Texte proposé:
---

Nous pouvons donc tout d'abord voir qu’il s'agit d'un voyage physique pour le narrateur, dont le récit permet également de faire voyager le lecteur.

Premièrement, étudions le voyage physique à proprement parler, qui constitue l'aspect le plus évident du voyage. Bardamu visite au cours de son périple différents lieux successifs : les « Flandres » (p. 19) sur le front et la région parisienne à l'arrière lors de la guerre, puis l'Afrique dans les colonies fictives de la « Bambola-Bragamance » (p. 125), les États-Unis avec les villes de « New York » (p. 184) et « Detroit » (p. 222) et enfin différentes villes françaises dont « Toulouse » (p. 381) et de nouveau la région parisienne. Sont également décrits les moyens employés pour voyager d'un lieu à un autre, principalement avec les traversées maritimes à bord de « l'Amiral Bragueton » (p. 112) puis de « l’Infanta Combita » (p. 181) et les péripéties associées. De plus le voyage est régulièrement évoqué par le narrateur lui-même - sans compter la présence du terme dans le nom même du roman:  « Il me sembla du coup partir en voyage » (p. 36) lors de l’épisode de la guerre sur le front ; « Je décidais (…) d'entreprendre tôt ou tard le voyage aux États-Unis » (p. 54) après la rencontre avec Lola ; « J’étais le premier voyageur » (p. 149) en Afrique ; ou encore « Le voyage de Toulouse » (p. 381) une fois revenu en France. Le protagoniste principal de Voyage au bout de la nuit est donc bien un véritable voyageur, ce qui était par ailleurs inscrit en lui dès le départ car son nom, Bardamu, fait référence un soldat muni de son barda qui se meut et donc, par son mouvement, son déplacement, voyage.

Nous pouvons ensuite voir que Voyage au bout de la nuit propose un voyage au lecteur, et ce par deux aspects. Premièrement on peut relever un certain exotisme lors de l'épisode africain, avec des lieux à consonance exotique comme « Fort-Gono » (p. 127), « Bikomimbo » (p. 128), « Rio del Rio » (p. 178) ou « San Tapeta » (p. 179), avec des noms tout aussi exotiques comme le « Corocoro » (p. 136) ou encore des termes rappelant sans aucun doute possible l’univers colonial, comme les « tirailleurs » (p. 131), « gratteur[s] » (p. 137) et autres « boy[s] » (p. 129) usant de leur « coupe-coupe » (p. 137) pour servir les colons. Deuxièmement on notera les hypotyposes fréquentes permettant de décrire les différents lieux visités par Bardamu en faisant appel aux différents sens du lecteur, ce qui lui permet de s’immerger davantage en visualisant précisément les scènes et donc de voyager virtuellement (par exemple la description de la banlieue sale et repoussante à l’arrière aux pages 94 et 95 ou les jardins exotiques de San Tapeta aux pages 180 et 181).

---

Relevés de coordonnées des cadres
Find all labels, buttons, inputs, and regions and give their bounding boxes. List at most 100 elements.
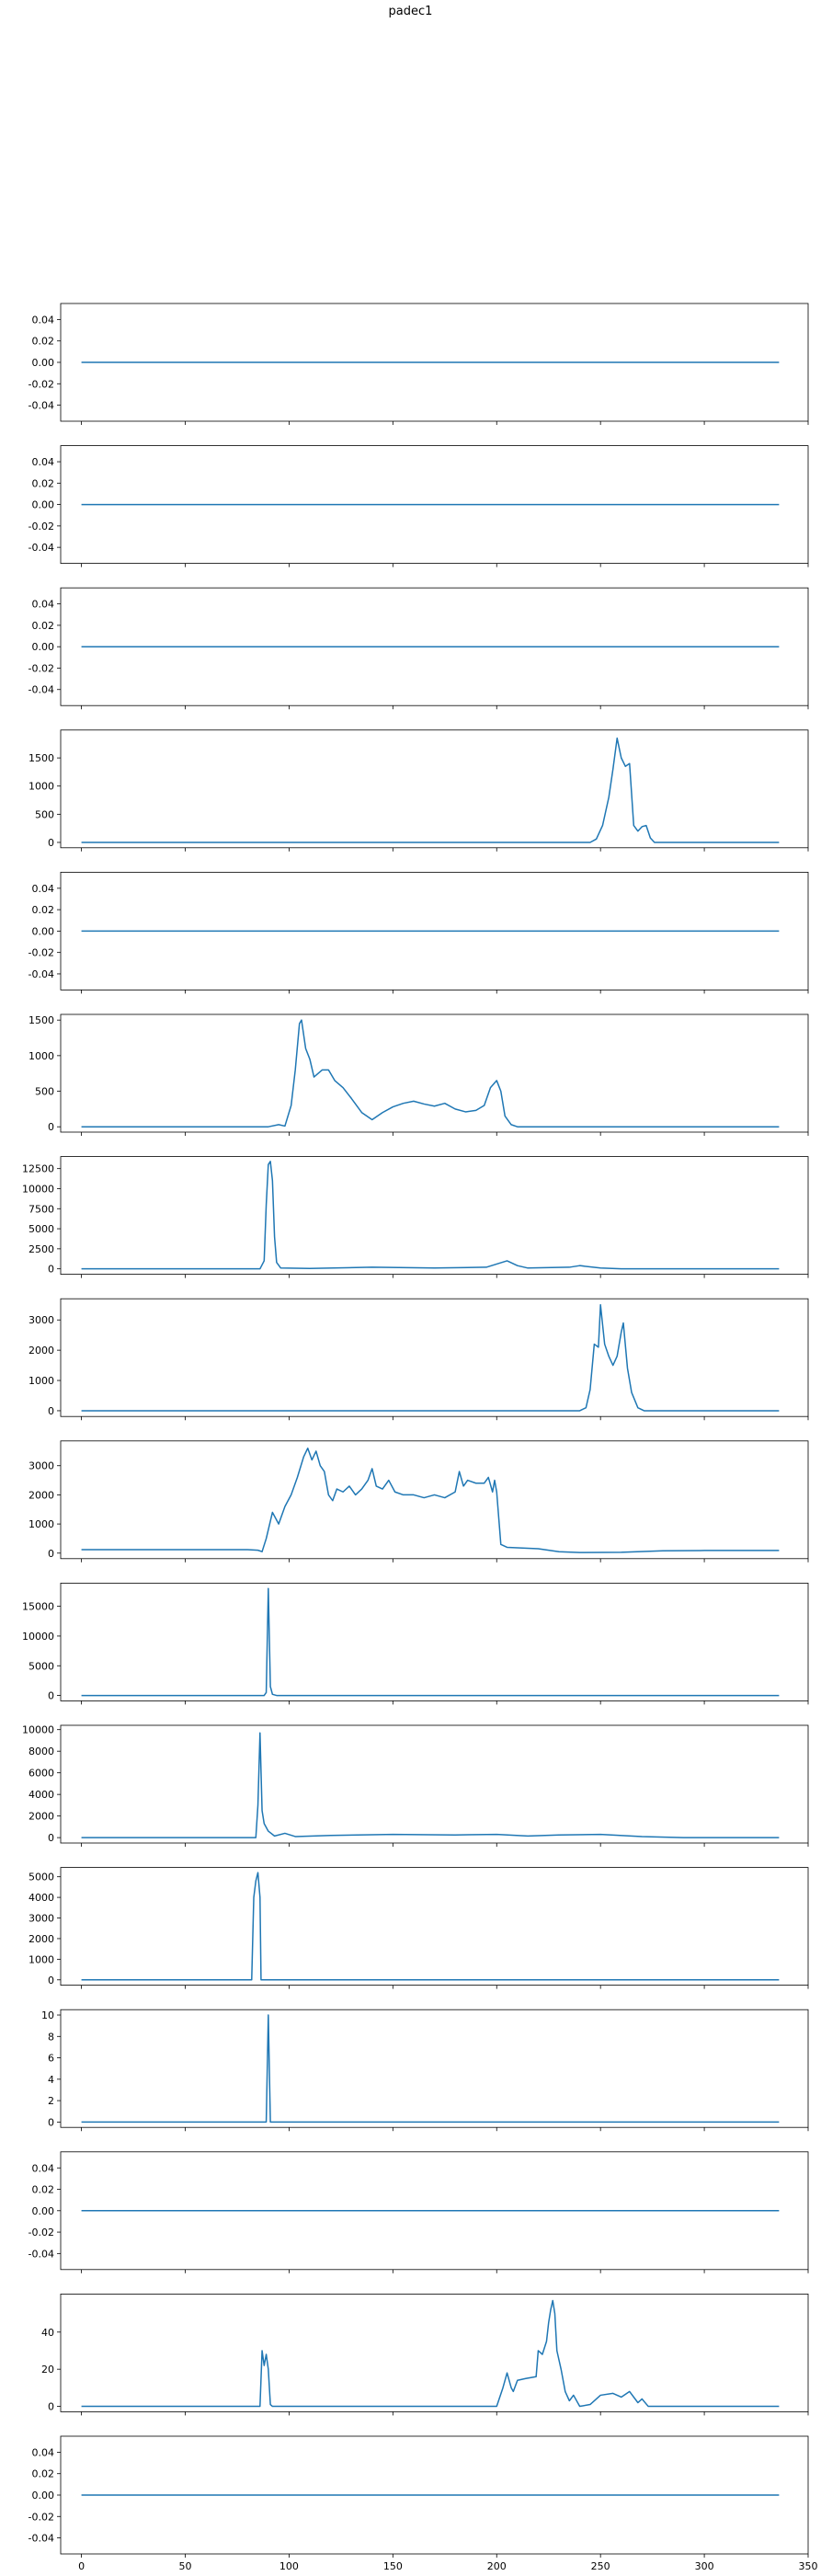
y-tick-label: 12500 [22,1163,54,1175]
y-tick-label: 6000 [29,1768,54,1780]
y-tick-label: 4 [48,2074,54,2086]
y-tick-label: 0 [48,837,54,849]
y-tick-label: 2500 [29,1243,54,1255]
x-tick-label: 350 [799,2560,818,2572]
axes-frame [60,729,809,849]
y-tick-label: 5000 [29,1223,54,1235]
y-tick-label: 3000 [29,1314,54,1326]
y-tick-label: 2 [48,2095,54,2107]
series-line [81,1587,780,1697]
axes-frame [60,1724,809,1844]
axes-frame [60,2293,809,2412]
subplot-16: -0.04 -0.02 0.00 0.02 0.04 0 50 100 150 200 250 300… [29,2435,818,2572]
x-tick-label: 250 [591,2560,610,2572]
y-tick-label: 0.02 [32,336,55,348]
y-tick-label: 0.04 [32,2162,55,2174]
y-tick-label: 0.02 [32,2468,55,2480]
y-tick-label: 2000 [29,1489,54,1501]
y-tick-label: 1000 [29,1953,54,1965]
y-tick-label: -0.02 [29,2227,54,2238]
y-tick-label: 1000 [29,781,54,793]
y-tick-label: 0.02 [32,477,55,489]
x-tick-label: 300 [695,2560,714,2572]
y-tick-label: 1500 [29,752,54,764]
subplots: -0.04 -0.02 0.00 0.02 0.04 -0.04 -0.02 0.00 0.02… [22,303,818,2572]
y-tick-label: -0.02 [29,521,54,532]
y-tick-label: 0 [48,1548,54,1560]
subplot-12: 0 1000 2000 3000 4000 5000 [29,1867,809,1989]
y-tick-label: 0.02 [32,2184,55,2196]
axes-frame [60,1156,809,1275]
subplot-7: 0 2500 5000 7500 10000 12500 [22,1156,809,1278]
y-tick-label: -0.04 [29,2248,54,2260]
y-tick-label: 0.00 [32,925,55,937]
y-tick-label: 8 [48,2031,54,2043]
series-line [81,1872,780,1981]
y-tick-label: -0.04 [29,400,54,412]
y-tick-label: 3000 [29,1460,54,1472]
x-tick-label: 50 [179,2560,192,2572]
subplot-13: 0 2 4 6 8 10 [41,2009,809,2132]
axes-frame [60,1867,809,1986]
y-tick-label: 10000 [22,1724,54,1736]
y-tick-label: 0.00 [32,2205,55,2217]
y-tick-label: -0.04 [29,684,54,696]
y-tick-label: 0.04 [32,883,55,895]
series-line [81,2299,780,2408]
y-tick-label: 1000 [29,1518,54,1530]
subplot-1: -0.04 -0.02 0.00 0.02 0.04 [29,303,809,425]
y-tick-label: 5000 [29,1660,54,1672]
series-line [81,1019,780,1128]
y-tick-label: 0.04 [32,456,55,468]
y-tick-label: 0.00 [32,499,55,511]
y-tick-label: 0 [48,1405,54,1417]
y-tick-label: 10 [41,2009,54,2021]
series-line [81,1732,780,1838]
y-tick-label: -0.02 [29,662,54,674]
y-tick-label: 6 [48,2053,54,2065]
y-tick-label: 4000 [29,1892,54,1904]
y-tick-label: 0 [48,1264,54,1276]
y-tick-label: 500 [35,808,54,820]
axes-frame [60,1583,809,1701]
axes-frame [60,1013,809,1133]
subplot-11: 0 2000 4000 6000 8000 10000 [22,1724,809,1847]
subplot-5: -0.04 -0.02 0.00 0.02 0.04 [29,872,809,994]
y-tick-label: 0 [48,1121,54,1133]
y-tick-label: 40 [41,2327,54,2339]
y-tick-label: 3000 [29,1913,54,1925]
subplot-2: -0.04 -0.02 0.00 0.02 0.04 [29,445,809,567]
figure-title: padec1 [389,5,433,18]
y-tick-label: 1000 [29,1050,54,1062]
y-tick-label: 0.00 [32,2490,55,2502]
series-line [81,1447,780,1553]
subplot-3: -0.04 -0.02 0.00 0.02 0.04 [29,587,809,710]
y-tick-label: 10000 [22,1183,54,1195]
y-tick-label: 0 [48,2401,54,2413]
series-line [81,737,780,843]
subplot-15: 0 20 40 [41,2293,809,2416]
y-tick-label: -0.04 [29,968,54,980]
subplot-9: 0 1000 2000 3000 [29,1440,809,1563]
y-tick-label: 0 [48,1975,54,1986]
x-tick-label: 200 [487,2560,507,2572]
y-tick-label: -0.02 [29,378,54,390]
axes-frame [60,1440,809,1560]
y-tick-label: 2000 [29,1811,54,1823]
y-tick-label: 0 [48,1832,54,1844]
y-tick-label: -0.02 [29,2511,54,2523]
y-tick-label: -0.04 [29,2533,54,2545]
x-tick-label: 100 [279,2560,299,2572]
series-line [81,2014,780,2124]
y-tick-label: 5000 [29,1872,54,1883]
x-tick-label: 150 [383,2560,403,2572]
y-tick-label: 1500 [29,1014,54,1026]
y-tick-label: -0.02 [29,947,54,959]
subplot-6: 0 500 1000 1500 [29,1013,809,1136]
axes-frame [60,1298,809,1417]
y-tick-label: 15000 [22,1601,54,1613]
y-tick-label: -0.04 [29,542,54,554]
y-tick-label: 20 [41,2364,54,2376]
y-tick-label: 0.02 [32,904,55,916]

---

Travail à faire:
- a) Comment traduit-on en anglais cette phrase du texte proposé : « Nous pouvons donc tout d'abord voir qu’il s'agit d'un voyage physique pour le narrateur, dont le récit permet également de faire voyager le lecteur. » ?
- b) Dans le texte proposé :
(i) Après quelle rencontre Bardamu décide-t-il d'entreprendre le voyage aux États-Unis ?
(ii) À bord de quels navires se font les traversées maritimes ?
(iii) À quelles pages sont décrits les jardins exotiques de San Tapeta ?

Réponses attendues:
- a) We can therefore first see that it is a physical journey for the narrator, whose narrative also allows the reader to travel.

- b)
(i) Après la rencontre avec Lola.
(ii) À bord de l'Amiral Bragueton puis de l'Infanta Combita.
(iii) Aux pages 180 et 181.